** To do **
Copy out all the lines where "optical" shows up.

** Given information **
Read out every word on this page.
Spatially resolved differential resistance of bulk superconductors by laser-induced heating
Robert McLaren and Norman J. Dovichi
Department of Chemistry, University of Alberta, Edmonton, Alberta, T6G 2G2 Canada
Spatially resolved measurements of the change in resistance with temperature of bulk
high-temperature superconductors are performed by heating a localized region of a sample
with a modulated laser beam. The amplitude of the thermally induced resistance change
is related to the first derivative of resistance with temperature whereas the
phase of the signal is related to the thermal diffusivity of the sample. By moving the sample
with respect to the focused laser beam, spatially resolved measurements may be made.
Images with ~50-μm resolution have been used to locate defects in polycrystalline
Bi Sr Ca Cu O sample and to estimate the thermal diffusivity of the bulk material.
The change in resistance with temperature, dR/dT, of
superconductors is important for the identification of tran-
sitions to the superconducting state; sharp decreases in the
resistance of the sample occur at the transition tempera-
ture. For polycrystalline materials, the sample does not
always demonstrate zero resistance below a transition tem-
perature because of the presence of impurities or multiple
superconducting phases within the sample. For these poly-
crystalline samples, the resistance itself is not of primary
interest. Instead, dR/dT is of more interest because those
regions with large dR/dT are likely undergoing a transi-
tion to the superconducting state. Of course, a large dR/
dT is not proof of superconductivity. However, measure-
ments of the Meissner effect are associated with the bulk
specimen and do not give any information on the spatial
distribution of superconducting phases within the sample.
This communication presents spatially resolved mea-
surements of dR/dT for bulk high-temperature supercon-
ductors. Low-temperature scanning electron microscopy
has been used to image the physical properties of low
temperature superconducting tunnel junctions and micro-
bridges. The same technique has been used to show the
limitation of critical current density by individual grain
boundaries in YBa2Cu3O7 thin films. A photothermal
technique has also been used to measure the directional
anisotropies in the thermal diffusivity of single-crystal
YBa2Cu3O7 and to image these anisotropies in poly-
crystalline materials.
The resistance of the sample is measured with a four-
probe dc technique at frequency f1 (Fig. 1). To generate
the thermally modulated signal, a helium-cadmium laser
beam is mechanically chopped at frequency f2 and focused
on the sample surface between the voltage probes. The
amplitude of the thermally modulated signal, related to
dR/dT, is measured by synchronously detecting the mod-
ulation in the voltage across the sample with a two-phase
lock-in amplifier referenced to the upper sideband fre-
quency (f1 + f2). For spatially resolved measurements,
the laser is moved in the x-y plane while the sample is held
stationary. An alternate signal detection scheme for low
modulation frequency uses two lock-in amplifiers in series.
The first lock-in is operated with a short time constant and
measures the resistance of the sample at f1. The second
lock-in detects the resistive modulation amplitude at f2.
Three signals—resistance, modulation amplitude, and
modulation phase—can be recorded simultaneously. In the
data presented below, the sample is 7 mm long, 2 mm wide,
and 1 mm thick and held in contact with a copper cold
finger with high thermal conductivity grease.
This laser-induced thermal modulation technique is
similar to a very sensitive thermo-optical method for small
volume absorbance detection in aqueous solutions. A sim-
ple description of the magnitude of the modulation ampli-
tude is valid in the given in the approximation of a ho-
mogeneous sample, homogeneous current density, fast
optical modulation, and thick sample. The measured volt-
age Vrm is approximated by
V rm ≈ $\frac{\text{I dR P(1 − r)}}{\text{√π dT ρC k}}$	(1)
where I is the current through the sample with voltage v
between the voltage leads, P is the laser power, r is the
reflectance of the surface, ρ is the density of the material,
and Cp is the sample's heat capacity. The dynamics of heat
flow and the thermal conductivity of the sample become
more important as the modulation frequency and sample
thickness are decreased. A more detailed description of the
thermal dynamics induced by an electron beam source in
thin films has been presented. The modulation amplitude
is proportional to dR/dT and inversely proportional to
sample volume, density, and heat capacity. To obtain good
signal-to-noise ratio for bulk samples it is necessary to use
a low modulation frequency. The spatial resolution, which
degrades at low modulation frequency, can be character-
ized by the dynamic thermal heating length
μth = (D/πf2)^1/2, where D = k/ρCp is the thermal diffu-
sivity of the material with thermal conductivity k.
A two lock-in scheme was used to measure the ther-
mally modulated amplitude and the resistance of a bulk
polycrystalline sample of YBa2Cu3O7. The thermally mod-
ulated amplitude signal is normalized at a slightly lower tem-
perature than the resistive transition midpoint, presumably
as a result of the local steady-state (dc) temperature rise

---

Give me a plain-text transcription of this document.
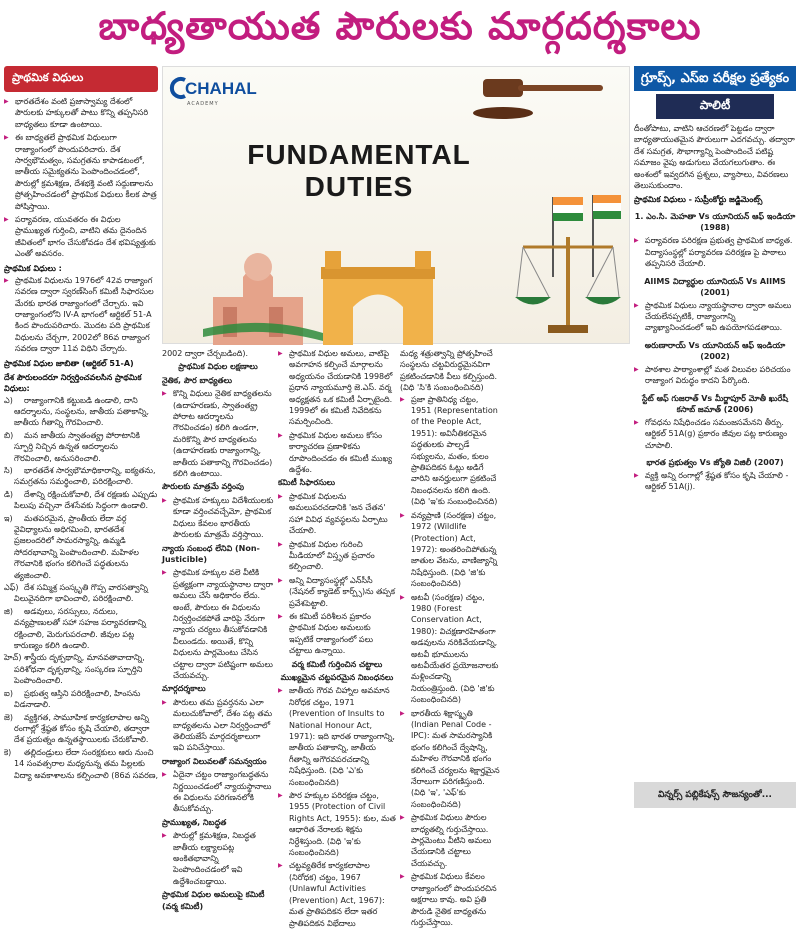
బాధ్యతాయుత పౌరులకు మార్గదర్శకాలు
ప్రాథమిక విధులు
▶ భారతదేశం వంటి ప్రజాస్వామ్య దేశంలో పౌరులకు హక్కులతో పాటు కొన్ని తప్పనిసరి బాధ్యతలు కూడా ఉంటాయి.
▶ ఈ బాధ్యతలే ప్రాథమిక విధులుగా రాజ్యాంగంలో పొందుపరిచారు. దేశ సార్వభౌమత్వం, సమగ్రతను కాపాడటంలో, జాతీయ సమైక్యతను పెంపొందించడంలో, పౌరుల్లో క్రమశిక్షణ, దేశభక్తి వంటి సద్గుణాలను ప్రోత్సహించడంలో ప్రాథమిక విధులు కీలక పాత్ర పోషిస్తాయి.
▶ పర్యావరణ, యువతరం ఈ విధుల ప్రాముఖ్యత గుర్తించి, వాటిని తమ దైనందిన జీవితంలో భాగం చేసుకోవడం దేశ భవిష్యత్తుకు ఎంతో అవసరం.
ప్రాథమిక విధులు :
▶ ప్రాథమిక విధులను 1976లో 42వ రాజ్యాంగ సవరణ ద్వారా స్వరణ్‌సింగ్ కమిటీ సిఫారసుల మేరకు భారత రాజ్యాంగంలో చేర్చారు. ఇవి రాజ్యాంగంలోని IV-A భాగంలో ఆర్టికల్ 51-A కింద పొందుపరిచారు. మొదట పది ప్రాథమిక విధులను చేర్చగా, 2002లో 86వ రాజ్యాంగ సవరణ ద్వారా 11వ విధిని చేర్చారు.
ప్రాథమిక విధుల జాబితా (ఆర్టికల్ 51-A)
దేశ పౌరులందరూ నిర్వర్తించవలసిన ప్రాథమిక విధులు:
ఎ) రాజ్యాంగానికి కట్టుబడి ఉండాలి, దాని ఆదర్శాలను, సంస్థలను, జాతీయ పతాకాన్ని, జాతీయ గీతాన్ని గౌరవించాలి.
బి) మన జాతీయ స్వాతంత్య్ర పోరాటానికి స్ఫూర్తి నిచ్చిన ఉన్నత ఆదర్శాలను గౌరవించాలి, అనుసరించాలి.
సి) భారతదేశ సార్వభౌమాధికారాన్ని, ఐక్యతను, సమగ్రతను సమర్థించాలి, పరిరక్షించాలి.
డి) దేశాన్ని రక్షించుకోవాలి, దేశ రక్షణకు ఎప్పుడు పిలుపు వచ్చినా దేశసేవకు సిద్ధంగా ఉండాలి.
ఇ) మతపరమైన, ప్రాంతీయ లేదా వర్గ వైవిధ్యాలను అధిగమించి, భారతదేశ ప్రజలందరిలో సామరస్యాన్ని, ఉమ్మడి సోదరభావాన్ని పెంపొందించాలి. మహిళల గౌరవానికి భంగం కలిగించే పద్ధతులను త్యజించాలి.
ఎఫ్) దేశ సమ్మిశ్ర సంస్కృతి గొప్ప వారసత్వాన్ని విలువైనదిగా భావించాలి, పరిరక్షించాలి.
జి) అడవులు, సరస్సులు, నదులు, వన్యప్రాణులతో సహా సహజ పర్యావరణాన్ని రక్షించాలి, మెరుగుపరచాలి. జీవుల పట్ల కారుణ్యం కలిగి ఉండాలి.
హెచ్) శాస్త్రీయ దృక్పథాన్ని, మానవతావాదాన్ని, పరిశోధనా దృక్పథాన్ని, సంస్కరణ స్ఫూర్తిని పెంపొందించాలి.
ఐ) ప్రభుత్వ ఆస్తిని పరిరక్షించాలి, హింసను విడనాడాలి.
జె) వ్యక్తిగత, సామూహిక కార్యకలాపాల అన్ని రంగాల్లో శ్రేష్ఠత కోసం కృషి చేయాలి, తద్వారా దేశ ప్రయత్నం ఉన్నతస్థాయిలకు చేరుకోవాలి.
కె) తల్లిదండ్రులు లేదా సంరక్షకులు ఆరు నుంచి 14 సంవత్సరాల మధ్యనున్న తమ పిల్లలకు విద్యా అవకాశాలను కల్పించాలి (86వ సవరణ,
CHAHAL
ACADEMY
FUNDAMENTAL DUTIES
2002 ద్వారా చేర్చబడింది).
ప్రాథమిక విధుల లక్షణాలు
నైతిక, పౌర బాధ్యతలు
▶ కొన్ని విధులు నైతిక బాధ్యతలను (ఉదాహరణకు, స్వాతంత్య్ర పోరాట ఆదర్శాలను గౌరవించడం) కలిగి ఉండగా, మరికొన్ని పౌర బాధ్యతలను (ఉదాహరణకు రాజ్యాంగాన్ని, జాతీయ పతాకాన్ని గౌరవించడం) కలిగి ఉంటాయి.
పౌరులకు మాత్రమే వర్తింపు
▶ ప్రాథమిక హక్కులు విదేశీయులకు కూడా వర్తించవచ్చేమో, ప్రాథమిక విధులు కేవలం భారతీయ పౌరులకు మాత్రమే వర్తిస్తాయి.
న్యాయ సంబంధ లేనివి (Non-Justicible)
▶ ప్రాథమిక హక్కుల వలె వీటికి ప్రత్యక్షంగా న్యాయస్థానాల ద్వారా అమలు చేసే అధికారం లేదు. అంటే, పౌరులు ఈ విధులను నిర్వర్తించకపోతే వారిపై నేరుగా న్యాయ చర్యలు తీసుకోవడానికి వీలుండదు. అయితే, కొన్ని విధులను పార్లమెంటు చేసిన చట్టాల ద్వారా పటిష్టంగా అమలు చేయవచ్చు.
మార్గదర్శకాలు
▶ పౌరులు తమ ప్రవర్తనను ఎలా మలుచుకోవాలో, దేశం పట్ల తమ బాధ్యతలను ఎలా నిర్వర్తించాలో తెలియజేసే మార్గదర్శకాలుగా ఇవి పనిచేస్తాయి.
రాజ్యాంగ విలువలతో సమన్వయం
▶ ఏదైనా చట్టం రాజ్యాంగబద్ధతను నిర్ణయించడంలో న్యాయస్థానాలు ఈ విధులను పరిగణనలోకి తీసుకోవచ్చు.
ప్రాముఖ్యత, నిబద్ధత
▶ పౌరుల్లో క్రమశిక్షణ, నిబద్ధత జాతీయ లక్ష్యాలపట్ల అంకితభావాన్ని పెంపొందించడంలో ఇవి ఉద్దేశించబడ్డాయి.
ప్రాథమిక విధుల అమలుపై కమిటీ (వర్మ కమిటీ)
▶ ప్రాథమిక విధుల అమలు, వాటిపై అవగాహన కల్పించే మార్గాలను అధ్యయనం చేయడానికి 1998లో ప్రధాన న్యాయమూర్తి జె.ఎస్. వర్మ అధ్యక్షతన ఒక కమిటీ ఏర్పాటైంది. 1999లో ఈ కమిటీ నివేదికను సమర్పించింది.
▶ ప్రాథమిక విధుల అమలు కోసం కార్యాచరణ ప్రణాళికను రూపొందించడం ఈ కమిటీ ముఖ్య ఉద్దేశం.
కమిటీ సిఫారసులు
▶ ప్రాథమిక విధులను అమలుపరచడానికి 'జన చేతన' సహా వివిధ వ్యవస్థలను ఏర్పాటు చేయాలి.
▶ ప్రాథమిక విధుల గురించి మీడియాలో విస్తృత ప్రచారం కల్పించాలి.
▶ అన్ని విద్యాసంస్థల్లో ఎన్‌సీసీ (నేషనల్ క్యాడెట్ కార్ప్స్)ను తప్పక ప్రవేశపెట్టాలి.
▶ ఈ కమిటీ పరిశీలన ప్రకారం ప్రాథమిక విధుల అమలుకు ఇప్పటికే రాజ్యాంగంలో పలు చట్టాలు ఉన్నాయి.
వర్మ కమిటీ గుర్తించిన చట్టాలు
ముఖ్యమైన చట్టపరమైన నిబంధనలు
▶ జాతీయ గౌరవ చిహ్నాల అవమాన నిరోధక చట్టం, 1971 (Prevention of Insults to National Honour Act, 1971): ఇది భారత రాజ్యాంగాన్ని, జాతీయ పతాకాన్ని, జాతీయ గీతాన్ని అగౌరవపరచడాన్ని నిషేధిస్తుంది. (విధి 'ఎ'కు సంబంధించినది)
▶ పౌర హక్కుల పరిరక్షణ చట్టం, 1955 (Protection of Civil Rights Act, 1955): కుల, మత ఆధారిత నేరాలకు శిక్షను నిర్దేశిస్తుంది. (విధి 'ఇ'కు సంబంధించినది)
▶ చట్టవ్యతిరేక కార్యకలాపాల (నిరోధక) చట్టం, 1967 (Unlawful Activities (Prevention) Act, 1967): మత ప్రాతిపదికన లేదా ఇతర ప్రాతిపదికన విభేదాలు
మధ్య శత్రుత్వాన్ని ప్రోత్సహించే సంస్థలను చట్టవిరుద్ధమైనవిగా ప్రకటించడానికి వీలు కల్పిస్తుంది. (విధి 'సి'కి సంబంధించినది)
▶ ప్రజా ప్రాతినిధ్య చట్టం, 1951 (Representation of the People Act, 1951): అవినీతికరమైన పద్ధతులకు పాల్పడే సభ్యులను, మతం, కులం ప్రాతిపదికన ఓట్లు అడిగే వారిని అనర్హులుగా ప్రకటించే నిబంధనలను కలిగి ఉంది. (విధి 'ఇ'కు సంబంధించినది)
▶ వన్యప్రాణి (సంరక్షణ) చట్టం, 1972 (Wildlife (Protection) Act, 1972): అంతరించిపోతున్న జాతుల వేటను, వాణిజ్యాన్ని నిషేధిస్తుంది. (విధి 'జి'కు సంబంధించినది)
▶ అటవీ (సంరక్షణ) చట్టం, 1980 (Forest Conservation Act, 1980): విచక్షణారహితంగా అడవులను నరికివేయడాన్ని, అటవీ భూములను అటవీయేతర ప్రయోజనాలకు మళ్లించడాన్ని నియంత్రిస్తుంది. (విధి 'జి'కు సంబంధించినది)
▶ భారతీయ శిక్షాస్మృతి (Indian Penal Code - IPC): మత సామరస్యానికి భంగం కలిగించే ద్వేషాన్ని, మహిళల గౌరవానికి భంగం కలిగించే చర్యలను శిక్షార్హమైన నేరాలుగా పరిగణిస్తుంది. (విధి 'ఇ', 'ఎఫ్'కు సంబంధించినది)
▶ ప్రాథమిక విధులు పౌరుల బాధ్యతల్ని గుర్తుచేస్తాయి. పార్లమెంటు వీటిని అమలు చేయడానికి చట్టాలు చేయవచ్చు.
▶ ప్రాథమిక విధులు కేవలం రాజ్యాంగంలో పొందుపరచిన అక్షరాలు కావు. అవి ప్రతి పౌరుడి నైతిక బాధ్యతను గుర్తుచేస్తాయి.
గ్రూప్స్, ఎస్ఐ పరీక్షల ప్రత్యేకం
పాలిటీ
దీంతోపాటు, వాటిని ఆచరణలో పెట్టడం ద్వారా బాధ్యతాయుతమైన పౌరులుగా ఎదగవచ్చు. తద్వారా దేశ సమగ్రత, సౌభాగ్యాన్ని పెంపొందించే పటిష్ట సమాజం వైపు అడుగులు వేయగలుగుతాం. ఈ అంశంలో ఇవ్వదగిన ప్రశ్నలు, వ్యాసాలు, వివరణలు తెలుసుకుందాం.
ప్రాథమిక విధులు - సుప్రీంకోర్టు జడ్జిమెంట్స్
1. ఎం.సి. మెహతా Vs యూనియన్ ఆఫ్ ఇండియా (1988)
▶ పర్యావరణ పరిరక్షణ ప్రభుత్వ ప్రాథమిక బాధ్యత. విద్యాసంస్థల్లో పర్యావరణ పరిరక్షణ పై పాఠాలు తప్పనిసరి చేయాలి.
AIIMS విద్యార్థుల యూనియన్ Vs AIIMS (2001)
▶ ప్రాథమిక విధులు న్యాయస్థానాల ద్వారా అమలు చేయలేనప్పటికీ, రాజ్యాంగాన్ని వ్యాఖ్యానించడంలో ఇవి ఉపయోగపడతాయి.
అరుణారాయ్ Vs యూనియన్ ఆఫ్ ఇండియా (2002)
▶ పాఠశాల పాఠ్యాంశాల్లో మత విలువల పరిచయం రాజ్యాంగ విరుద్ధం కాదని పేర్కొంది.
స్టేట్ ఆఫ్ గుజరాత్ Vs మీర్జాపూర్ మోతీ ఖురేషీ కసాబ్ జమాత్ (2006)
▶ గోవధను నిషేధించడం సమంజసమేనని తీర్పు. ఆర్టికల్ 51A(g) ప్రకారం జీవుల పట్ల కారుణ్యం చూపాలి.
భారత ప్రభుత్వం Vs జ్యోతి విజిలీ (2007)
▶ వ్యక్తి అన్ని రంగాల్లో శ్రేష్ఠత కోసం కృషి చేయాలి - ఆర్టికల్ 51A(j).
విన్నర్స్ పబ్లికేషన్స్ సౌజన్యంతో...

** Response to the task **
similar to a very sensitive thermo-optical method for small
optical modulation, and thick sample. The measured volt-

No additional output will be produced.